◆ INSTRUCTIONS ◆
- A) Retype the passage on the one-year limit for SSL certificates, starting at "Why Can I Buy" and ending at "the 1-year restriction.".
- B) Extend the passage on the one-year limit for SSL certificates, picking up after its final sentence.

◆ EXTRACT PROVIDED ◆
SSL Certificates Restricted to One Year
On September 1, 2020, the industry stopped issuing 2-year public SSL/TLS certificates. The new maximum validity for public DV, OV, and EV SSL/TLS certificates is 398 days (approximately 13 months). All Certificate Authorities must comply with this new limit and are no longer offering certificates for more than 1 year.
Why Can I Buy Multiple Year Certificates?
Although SSL can only be valid for one year, we are able to offer a kind of “subscription” service that allows you to purchase SSL coverage for two or more years.
When you first validate your SSL certificate, it will be valid for just one year in compliance with the industry standard. You may re-issue your SSL certificate at any time to extend the expiration date as far as possible, within the 1-year restriction.
You will need to re-issue and re-install the certificate at least once per year to extend the expiration date further, until you have used all of the time purchased.

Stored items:
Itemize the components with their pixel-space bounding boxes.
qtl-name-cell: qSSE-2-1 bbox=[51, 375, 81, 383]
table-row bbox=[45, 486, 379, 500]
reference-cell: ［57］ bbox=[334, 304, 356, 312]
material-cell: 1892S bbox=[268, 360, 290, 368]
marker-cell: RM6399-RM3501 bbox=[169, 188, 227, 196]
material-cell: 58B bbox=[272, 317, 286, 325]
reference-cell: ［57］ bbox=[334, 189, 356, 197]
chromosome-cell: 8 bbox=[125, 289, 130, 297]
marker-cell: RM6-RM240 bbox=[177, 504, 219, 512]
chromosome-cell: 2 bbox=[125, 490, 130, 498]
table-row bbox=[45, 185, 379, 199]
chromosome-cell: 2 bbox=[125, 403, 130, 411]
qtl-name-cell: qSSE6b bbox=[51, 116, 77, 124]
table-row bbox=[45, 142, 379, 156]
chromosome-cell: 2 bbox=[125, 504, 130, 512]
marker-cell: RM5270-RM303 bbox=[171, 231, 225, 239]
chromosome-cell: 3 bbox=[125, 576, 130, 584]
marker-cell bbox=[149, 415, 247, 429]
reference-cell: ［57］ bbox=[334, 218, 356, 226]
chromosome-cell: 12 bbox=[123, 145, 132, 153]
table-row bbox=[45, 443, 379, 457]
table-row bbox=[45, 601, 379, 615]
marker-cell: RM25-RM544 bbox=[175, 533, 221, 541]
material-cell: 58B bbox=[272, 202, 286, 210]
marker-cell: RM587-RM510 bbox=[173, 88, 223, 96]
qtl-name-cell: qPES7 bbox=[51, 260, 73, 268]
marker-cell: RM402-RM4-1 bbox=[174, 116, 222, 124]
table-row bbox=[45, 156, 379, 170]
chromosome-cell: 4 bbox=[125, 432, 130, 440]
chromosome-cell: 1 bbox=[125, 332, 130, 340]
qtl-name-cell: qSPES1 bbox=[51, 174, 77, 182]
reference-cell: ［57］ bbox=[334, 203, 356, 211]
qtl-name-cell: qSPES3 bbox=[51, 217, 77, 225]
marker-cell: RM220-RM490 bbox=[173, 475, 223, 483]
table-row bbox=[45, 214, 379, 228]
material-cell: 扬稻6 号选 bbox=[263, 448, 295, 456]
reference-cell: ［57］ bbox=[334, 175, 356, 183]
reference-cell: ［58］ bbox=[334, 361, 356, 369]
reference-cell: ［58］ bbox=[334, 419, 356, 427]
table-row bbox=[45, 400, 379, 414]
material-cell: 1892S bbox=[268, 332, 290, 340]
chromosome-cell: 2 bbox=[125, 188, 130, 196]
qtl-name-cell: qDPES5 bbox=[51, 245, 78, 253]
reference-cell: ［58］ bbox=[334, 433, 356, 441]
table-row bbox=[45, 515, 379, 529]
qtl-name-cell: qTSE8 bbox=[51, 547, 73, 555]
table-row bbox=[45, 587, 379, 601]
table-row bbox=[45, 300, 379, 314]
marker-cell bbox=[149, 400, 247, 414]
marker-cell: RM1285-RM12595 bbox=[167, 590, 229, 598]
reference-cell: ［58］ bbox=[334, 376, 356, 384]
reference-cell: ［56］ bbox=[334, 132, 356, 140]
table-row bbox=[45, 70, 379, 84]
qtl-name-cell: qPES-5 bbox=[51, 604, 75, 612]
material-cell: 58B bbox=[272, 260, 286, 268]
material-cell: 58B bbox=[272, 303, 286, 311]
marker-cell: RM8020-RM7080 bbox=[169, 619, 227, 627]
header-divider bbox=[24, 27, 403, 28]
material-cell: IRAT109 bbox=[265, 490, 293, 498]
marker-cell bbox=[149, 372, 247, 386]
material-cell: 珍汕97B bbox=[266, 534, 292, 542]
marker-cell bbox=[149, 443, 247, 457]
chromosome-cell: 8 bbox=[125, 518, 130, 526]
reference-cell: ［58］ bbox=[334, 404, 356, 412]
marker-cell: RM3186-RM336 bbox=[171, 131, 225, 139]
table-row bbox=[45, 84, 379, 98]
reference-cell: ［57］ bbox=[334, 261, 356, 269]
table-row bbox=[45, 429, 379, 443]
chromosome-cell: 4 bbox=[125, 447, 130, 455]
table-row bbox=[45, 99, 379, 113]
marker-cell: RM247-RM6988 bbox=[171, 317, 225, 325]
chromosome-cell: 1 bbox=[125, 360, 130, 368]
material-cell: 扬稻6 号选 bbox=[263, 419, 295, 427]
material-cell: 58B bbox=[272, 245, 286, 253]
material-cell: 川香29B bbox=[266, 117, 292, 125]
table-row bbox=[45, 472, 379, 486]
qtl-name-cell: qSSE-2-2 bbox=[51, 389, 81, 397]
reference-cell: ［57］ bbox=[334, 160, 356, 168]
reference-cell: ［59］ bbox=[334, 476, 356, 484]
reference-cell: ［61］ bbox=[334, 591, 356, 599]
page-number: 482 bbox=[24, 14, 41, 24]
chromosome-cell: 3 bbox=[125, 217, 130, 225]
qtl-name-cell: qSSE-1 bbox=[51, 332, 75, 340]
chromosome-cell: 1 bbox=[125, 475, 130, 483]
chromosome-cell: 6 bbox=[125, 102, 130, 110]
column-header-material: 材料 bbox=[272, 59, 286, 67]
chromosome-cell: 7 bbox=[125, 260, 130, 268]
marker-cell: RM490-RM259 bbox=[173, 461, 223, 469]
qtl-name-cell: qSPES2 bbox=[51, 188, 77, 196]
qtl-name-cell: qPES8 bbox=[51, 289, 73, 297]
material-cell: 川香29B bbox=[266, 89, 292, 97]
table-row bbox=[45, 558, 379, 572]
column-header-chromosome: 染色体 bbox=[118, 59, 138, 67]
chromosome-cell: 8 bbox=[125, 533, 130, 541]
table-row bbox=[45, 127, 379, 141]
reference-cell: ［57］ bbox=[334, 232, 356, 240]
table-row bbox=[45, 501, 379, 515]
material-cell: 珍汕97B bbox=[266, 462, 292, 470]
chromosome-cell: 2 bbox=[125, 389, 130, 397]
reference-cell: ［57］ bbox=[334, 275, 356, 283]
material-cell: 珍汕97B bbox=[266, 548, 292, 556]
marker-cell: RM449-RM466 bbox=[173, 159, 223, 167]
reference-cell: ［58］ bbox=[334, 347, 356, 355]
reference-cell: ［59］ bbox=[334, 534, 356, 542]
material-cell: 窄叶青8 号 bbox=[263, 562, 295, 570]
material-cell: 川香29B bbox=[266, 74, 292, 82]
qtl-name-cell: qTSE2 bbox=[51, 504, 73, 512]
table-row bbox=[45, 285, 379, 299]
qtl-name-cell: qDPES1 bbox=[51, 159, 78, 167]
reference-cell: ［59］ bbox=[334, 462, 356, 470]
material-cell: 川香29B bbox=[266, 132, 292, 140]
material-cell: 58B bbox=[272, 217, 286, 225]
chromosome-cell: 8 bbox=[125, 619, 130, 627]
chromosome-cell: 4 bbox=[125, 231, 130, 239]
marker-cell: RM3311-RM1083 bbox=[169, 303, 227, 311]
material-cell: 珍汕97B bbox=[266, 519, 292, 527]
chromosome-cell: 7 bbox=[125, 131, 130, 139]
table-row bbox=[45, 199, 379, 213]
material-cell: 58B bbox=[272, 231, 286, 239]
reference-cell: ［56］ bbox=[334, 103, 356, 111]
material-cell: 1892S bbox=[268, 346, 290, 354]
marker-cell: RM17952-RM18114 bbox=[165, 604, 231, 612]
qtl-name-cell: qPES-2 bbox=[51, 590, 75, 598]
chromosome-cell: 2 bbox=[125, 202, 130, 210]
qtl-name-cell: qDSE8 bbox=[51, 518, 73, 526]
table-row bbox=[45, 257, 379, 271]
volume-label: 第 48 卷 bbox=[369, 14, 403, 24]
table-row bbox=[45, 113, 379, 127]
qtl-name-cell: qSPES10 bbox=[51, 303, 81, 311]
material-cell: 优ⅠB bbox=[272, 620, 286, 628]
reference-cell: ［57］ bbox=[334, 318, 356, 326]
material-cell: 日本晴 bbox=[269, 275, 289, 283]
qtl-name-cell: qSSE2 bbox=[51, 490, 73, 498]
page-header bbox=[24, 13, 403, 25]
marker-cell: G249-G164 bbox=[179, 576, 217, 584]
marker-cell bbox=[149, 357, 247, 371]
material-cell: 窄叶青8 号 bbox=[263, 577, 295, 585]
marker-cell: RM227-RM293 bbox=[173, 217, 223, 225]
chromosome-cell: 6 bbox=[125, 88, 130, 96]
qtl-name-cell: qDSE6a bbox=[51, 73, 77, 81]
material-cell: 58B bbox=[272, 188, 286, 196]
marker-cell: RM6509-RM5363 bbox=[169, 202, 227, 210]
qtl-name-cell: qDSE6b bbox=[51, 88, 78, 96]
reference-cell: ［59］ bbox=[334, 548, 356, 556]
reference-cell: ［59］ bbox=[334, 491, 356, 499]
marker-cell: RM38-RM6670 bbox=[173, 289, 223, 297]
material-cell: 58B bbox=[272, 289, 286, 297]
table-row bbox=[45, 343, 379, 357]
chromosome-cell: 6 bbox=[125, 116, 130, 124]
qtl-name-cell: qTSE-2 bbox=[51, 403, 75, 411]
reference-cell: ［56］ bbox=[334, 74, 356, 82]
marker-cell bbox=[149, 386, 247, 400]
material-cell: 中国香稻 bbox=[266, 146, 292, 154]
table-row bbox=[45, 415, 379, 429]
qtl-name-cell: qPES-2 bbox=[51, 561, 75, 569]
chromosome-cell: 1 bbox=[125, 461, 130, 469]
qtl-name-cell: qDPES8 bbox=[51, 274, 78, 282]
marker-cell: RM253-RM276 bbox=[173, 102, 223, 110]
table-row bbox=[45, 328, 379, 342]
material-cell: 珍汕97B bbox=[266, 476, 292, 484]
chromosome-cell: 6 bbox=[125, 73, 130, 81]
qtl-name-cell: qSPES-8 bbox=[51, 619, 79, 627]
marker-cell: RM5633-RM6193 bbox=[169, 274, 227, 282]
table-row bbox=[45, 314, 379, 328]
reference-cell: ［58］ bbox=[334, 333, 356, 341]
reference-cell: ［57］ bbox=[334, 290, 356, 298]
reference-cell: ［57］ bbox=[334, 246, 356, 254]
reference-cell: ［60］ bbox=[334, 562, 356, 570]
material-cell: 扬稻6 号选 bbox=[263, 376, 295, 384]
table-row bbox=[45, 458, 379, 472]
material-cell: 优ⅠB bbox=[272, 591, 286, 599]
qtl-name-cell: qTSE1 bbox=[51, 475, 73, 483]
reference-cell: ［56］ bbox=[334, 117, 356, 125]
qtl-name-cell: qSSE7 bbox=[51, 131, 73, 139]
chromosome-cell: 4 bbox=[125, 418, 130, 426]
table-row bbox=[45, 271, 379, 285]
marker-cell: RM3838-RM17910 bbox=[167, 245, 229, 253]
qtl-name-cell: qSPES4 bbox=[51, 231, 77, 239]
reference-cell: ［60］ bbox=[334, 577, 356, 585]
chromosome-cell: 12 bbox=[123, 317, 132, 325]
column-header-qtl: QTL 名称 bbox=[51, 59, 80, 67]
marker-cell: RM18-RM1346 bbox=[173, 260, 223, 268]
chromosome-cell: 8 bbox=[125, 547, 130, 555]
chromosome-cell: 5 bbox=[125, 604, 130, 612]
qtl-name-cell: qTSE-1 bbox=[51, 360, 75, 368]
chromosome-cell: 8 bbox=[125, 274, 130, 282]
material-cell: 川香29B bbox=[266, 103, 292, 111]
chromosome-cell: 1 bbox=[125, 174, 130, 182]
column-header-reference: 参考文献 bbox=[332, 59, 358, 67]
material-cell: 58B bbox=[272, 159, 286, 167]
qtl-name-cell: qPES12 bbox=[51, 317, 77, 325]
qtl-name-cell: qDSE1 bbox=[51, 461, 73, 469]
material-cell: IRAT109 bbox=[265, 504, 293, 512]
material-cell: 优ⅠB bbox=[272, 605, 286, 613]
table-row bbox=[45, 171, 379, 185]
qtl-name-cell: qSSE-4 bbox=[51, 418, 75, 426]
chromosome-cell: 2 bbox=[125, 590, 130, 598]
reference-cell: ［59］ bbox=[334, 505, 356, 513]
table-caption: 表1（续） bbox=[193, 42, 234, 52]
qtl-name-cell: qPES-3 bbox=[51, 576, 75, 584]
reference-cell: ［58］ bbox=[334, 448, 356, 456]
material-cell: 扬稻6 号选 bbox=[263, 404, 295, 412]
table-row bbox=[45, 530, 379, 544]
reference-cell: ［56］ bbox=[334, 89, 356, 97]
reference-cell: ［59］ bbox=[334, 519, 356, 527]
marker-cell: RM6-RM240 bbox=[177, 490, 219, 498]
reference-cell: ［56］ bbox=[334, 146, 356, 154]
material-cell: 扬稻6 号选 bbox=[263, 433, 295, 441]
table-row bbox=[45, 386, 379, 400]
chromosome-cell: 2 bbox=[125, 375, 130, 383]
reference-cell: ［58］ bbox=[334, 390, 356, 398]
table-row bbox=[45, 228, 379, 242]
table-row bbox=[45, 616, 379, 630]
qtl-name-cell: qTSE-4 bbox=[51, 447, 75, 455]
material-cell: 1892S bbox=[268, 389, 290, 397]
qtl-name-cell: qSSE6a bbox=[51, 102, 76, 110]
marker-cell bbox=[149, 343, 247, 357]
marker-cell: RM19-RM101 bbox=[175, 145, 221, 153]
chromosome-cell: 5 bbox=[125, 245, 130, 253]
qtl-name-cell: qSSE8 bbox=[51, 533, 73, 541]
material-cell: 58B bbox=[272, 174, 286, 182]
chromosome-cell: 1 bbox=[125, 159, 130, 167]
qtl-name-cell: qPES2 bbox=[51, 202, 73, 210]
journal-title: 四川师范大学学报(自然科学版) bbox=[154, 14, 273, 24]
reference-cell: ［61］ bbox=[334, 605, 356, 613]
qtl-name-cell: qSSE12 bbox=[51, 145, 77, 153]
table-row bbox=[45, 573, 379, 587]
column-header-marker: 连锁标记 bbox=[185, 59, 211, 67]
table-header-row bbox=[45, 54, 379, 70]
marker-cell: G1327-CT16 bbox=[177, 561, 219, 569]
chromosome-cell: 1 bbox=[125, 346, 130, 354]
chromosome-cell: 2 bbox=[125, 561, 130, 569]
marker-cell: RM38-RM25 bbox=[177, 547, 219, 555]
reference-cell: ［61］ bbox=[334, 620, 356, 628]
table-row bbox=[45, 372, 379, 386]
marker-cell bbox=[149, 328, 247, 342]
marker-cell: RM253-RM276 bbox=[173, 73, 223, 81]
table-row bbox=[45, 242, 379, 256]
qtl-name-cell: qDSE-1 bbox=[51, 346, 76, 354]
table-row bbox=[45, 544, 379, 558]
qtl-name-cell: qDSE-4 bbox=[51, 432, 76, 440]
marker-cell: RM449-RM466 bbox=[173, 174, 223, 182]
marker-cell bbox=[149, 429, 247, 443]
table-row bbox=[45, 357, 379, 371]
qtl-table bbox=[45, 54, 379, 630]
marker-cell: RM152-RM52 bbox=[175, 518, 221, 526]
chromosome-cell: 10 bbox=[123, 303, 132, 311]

◆ YOUR WRITTEN ANSWERS ◆
- A)
Why Can I Buy Multiple Year Certificates?
Although SSL can only be valid for one year, we are able to offer a kind of “subscription” service that allows you to purchase SSL coverage for two or more years.
When you first validate your SSL certificate, it will be valid for just one year in compliance with the industry standard. You may re-issue your SSL certificate at any time to extend the expiration date as far as possible, within the 1-year restriction.

- B)
When Can I Renew My Certificate?
Along with the shortened time period allowed on SSL certificates, the early renewal period has also changed. Previously, you could renew your SSL up to 90 days prior to expiration. The new early renewal period starts within 30 days (one month) of the certificate’s expiration. You may renew your SSL up to 30 days early to benefit from the renewal time rollover provided by the CA.
What About Other Types of Certificates?
Code Signing, Email Signing, and Document Signing certificates are not impacted by this change, and can still be issued up to 3 years per certificate. Only SSL certificates have been limited to 1 year.